**DO THIS**
Keep only the lines that hold the string "data", filtering out the rest of the entries below.
___ INPUT ___
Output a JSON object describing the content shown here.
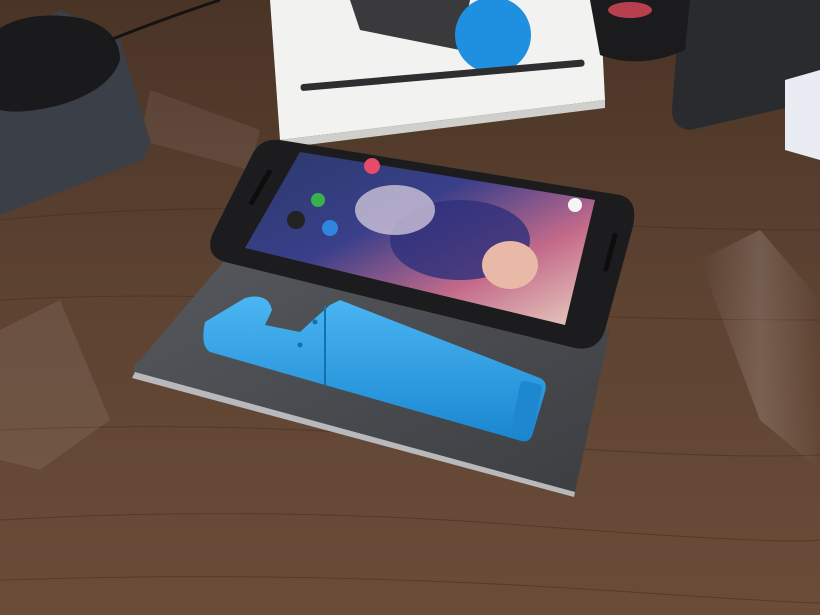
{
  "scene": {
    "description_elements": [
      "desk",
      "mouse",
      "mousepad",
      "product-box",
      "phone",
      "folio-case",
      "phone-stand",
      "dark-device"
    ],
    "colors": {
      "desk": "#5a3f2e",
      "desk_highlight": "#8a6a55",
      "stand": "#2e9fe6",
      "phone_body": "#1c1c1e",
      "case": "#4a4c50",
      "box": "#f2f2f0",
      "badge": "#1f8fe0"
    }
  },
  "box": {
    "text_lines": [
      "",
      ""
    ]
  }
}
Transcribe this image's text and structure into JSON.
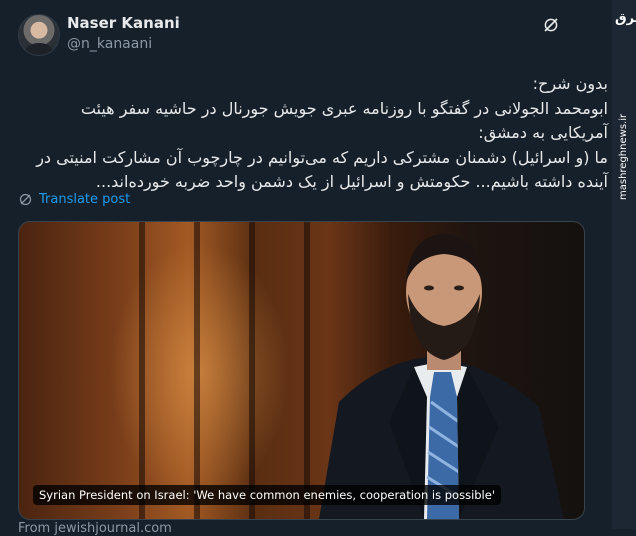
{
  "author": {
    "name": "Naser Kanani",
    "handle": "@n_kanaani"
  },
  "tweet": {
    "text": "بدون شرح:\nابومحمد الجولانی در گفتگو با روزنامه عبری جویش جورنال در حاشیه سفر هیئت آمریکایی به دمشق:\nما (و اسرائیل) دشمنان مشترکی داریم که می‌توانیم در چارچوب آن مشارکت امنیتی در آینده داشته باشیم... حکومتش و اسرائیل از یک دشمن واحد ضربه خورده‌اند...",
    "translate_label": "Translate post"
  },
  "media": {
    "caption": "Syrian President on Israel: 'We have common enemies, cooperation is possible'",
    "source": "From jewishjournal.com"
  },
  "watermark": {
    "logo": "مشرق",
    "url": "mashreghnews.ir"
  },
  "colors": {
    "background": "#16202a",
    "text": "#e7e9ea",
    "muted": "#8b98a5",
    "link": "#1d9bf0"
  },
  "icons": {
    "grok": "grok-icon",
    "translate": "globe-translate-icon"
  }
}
___
___ INPUT ___
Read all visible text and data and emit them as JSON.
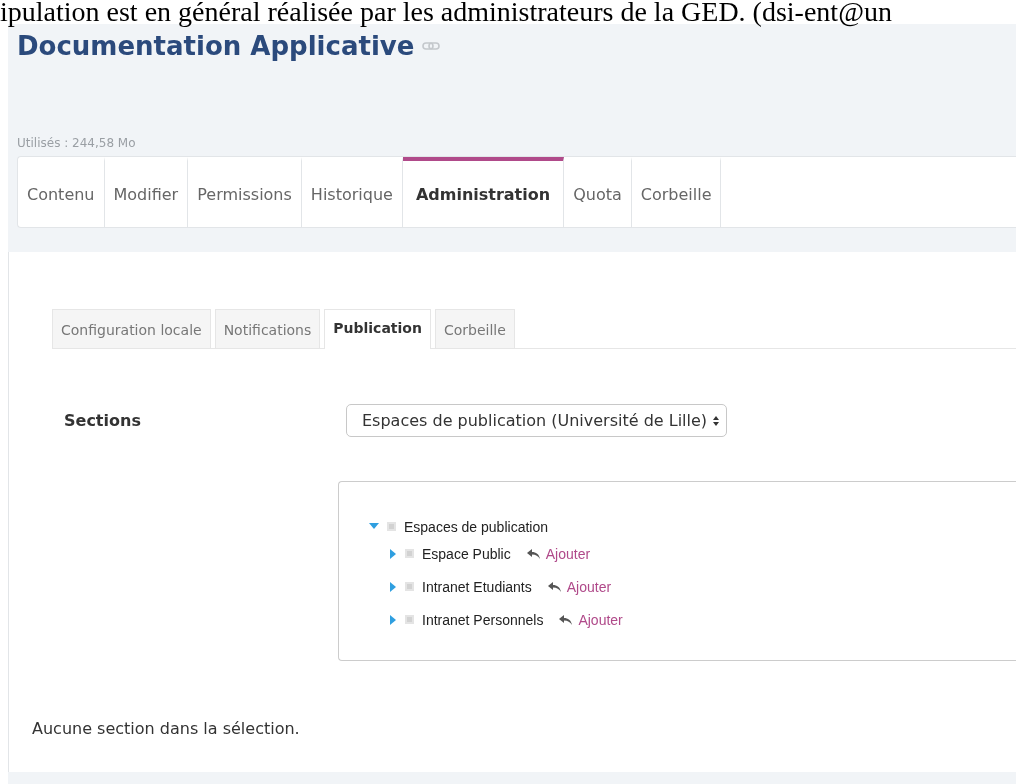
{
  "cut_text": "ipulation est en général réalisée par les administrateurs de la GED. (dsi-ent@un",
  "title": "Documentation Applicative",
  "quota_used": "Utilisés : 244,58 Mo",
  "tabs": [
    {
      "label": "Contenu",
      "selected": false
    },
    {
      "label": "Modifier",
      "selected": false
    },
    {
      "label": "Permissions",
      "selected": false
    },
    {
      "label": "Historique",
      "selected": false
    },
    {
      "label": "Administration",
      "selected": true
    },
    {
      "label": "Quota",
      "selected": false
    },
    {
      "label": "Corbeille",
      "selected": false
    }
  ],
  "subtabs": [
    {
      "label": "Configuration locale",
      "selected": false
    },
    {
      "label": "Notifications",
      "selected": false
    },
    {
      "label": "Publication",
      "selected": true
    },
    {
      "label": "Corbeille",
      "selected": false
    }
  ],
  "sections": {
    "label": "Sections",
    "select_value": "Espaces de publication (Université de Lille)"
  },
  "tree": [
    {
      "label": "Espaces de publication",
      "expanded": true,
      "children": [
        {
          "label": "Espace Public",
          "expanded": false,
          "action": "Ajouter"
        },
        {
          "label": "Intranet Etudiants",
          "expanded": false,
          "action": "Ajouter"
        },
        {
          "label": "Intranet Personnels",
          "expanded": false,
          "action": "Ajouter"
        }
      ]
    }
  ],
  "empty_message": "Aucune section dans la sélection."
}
___
___ INPUT ___
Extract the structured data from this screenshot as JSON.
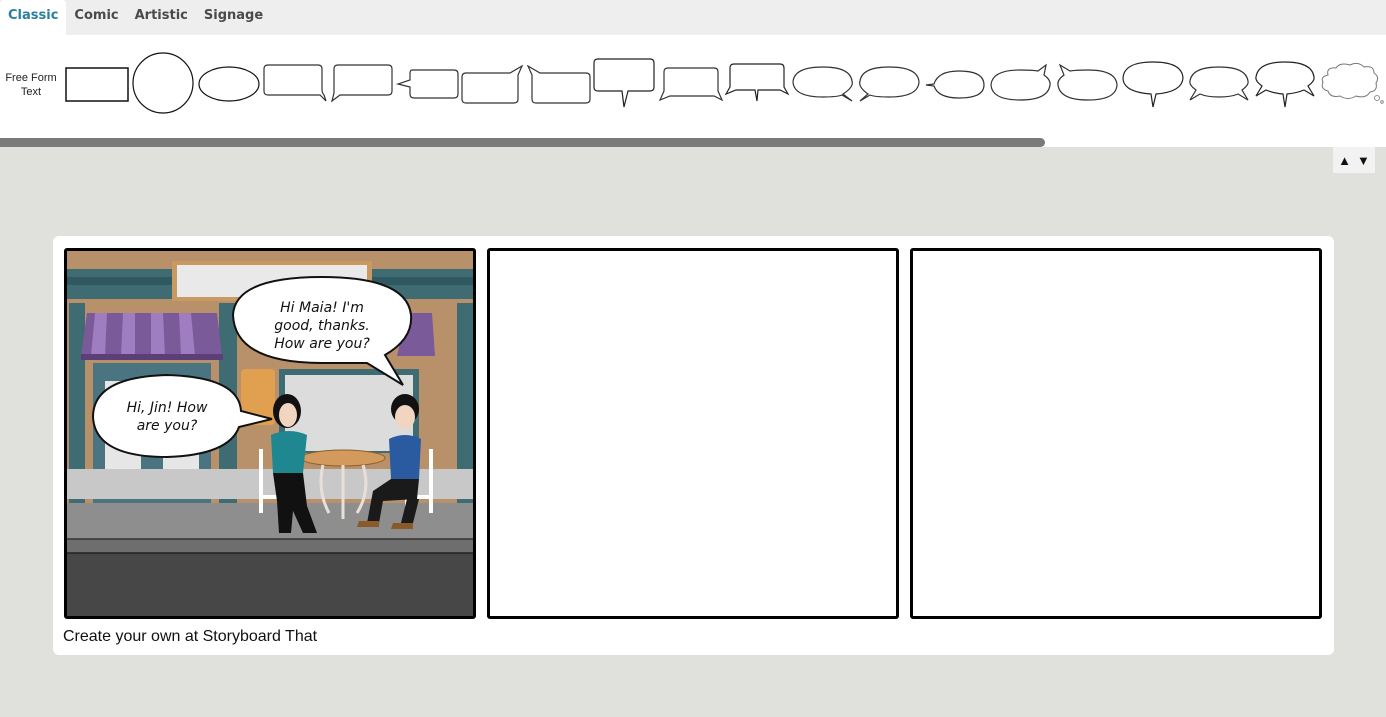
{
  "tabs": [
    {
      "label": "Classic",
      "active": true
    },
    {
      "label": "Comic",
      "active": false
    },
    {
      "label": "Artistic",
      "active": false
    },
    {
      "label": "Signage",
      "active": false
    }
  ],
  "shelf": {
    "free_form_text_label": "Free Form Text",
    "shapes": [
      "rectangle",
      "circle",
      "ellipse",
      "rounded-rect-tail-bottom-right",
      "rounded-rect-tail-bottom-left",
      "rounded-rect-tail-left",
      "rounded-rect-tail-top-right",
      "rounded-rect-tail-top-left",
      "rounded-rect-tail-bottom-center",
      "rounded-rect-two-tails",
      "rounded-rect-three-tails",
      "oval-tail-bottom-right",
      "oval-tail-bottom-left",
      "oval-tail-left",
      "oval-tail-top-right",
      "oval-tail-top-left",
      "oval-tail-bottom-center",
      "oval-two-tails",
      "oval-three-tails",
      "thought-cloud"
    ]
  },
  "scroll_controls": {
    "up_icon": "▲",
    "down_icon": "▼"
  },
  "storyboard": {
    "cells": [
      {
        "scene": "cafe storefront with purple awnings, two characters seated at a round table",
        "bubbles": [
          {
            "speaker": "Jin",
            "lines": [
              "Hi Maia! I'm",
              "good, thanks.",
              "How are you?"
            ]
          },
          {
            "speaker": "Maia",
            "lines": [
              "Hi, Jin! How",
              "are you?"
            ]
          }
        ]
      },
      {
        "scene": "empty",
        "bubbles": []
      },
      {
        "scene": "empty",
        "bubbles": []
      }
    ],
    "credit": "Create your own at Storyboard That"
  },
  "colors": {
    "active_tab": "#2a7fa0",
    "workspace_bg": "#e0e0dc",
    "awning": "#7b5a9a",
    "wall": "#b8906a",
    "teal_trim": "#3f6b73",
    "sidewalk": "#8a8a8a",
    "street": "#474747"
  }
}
___
**THE ANSWER**
Read all visible text and data and emit them as JSON.
Extract the structured data from this screenshot as JSON.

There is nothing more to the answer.